### THE INPUT
━━━━
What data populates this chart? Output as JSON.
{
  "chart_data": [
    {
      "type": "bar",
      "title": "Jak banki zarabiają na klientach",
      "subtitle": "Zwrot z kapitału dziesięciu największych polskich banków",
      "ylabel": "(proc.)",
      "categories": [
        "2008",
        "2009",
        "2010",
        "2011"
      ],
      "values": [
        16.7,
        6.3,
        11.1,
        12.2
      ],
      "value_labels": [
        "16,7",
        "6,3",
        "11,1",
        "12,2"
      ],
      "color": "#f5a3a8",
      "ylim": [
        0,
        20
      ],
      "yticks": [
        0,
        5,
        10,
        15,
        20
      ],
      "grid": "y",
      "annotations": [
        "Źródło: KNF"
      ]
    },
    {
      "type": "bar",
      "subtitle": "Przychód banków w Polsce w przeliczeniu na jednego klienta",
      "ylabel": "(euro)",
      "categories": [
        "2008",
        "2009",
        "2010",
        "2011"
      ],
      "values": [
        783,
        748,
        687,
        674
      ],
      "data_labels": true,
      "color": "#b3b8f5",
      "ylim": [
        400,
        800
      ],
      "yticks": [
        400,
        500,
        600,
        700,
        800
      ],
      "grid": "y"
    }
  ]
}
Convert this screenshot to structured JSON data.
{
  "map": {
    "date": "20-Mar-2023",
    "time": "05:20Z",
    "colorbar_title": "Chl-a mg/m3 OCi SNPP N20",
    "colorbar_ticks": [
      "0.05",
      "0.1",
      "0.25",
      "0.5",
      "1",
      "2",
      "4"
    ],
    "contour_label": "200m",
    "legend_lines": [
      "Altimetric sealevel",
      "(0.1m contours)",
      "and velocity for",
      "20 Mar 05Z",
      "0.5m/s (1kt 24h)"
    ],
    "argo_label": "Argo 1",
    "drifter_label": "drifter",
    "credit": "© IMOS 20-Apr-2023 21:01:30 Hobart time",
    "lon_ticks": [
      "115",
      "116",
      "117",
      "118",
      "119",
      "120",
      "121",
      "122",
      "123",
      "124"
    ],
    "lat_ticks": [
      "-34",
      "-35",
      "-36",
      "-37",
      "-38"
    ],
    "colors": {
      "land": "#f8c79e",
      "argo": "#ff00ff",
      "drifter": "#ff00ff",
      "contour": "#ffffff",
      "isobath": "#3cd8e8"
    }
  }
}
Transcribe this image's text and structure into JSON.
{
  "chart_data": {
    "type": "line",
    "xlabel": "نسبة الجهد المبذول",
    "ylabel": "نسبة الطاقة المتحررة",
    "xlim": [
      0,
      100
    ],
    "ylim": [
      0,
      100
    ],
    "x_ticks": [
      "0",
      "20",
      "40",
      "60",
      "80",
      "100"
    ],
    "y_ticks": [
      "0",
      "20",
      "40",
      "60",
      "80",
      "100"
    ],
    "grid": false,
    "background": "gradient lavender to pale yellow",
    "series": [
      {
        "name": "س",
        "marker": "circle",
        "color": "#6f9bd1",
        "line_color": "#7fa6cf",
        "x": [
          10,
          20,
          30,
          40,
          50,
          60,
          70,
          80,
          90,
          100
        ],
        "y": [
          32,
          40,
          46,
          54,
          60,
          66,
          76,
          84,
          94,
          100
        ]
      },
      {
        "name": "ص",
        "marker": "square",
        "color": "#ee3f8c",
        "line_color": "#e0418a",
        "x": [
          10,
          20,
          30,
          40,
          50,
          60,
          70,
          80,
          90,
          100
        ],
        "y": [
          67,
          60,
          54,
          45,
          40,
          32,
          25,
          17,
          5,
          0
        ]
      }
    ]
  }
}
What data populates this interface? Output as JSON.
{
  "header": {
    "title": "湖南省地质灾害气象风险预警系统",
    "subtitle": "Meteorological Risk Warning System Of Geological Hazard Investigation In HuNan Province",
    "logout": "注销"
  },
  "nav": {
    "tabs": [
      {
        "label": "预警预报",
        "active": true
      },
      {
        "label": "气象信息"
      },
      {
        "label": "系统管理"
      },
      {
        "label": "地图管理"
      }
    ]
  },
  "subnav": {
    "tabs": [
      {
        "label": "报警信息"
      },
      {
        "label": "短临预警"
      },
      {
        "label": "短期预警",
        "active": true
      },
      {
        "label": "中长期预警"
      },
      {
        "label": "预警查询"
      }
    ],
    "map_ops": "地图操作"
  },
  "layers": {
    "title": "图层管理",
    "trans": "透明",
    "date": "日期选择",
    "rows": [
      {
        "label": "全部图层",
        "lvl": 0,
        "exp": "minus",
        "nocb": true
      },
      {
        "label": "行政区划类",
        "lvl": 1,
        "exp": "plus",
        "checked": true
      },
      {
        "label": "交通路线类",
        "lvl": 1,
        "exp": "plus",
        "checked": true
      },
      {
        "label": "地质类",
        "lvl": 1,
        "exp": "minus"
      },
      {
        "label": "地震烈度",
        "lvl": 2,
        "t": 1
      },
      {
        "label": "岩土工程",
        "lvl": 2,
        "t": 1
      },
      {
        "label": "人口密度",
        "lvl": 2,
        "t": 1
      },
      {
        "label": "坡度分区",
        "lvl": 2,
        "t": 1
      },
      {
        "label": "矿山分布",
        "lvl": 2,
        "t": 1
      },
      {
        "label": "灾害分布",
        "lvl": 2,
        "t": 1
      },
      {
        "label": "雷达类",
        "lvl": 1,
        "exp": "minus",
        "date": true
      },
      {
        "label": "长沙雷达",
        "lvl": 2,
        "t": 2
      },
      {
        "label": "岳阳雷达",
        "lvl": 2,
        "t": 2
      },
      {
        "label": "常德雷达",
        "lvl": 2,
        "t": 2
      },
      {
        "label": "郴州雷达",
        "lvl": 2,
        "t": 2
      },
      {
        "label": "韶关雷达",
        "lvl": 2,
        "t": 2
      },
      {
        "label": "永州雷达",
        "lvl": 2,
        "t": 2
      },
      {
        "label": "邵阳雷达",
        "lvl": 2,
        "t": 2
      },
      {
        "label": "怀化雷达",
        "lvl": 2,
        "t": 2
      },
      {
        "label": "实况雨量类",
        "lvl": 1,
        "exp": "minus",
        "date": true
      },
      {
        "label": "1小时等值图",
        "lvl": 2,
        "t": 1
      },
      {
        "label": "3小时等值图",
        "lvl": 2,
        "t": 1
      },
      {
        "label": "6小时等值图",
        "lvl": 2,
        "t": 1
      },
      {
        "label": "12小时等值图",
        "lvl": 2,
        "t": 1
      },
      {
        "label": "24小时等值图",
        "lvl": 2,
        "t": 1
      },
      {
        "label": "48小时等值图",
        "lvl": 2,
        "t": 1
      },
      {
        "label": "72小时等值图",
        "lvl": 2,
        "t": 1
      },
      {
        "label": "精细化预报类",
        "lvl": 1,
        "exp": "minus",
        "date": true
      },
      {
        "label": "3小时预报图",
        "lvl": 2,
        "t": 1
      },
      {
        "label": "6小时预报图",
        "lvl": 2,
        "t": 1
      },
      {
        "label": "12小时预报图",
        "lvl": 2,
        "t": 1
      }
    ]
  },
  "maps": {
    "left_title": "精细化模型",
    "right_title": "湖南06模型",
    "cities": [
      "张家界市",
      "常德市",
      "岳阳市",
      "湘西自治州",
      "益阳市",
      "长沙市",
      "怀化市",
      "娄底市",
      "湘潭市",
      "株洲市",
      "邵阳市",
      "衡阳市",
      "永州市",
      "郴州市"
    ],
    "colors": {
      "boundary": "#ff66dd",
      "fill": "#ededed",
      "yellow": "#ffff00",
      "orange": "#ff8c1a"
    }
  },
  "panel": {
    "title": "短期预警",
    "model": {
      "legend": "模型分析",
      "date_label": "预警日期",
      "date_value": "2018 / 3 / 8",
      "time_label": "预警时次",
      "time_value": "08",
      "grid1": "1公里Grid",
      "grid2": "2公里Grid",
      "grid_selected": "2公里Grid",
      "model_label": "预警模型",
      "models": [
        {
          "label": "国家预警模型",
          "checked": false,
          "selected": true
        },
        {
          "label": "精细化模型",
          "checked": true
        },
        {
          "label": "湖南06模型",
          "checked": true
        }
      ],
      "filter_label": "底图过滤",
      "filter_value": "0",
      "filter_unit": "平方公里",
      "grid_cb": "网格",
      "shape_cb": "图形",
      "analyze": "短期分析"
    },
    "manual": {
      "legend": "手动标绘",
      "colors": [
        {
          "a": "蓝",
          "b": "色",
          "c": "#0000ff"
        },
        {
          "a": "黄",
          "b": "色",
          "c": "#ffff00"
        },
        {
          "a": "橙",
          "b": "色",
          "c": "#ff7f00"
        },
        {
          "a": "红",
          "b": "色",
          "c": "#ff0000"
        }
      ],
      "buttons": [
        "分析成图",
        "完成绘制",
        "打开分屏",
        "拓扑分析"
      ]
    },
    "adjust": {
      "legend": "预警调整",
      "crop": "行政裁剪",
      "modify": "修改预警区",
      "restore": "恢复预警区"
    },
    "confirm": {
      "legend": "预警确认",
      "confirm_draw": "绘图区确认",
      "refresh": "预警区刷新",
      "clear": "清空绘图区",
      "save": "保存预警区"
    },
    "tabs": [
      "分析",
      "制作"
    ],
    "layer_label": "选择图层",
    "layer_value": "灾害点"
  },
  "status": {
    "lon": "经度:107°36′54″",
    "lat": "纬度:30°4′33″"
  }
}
━━━━
### TASK OBJECTIVE
Show every line from the listing above in which the string "drifter" appears.

### ANSWER TO THE EXERCISE
    "drifter_label": "drifter",
      "drifter": "#ff00ff",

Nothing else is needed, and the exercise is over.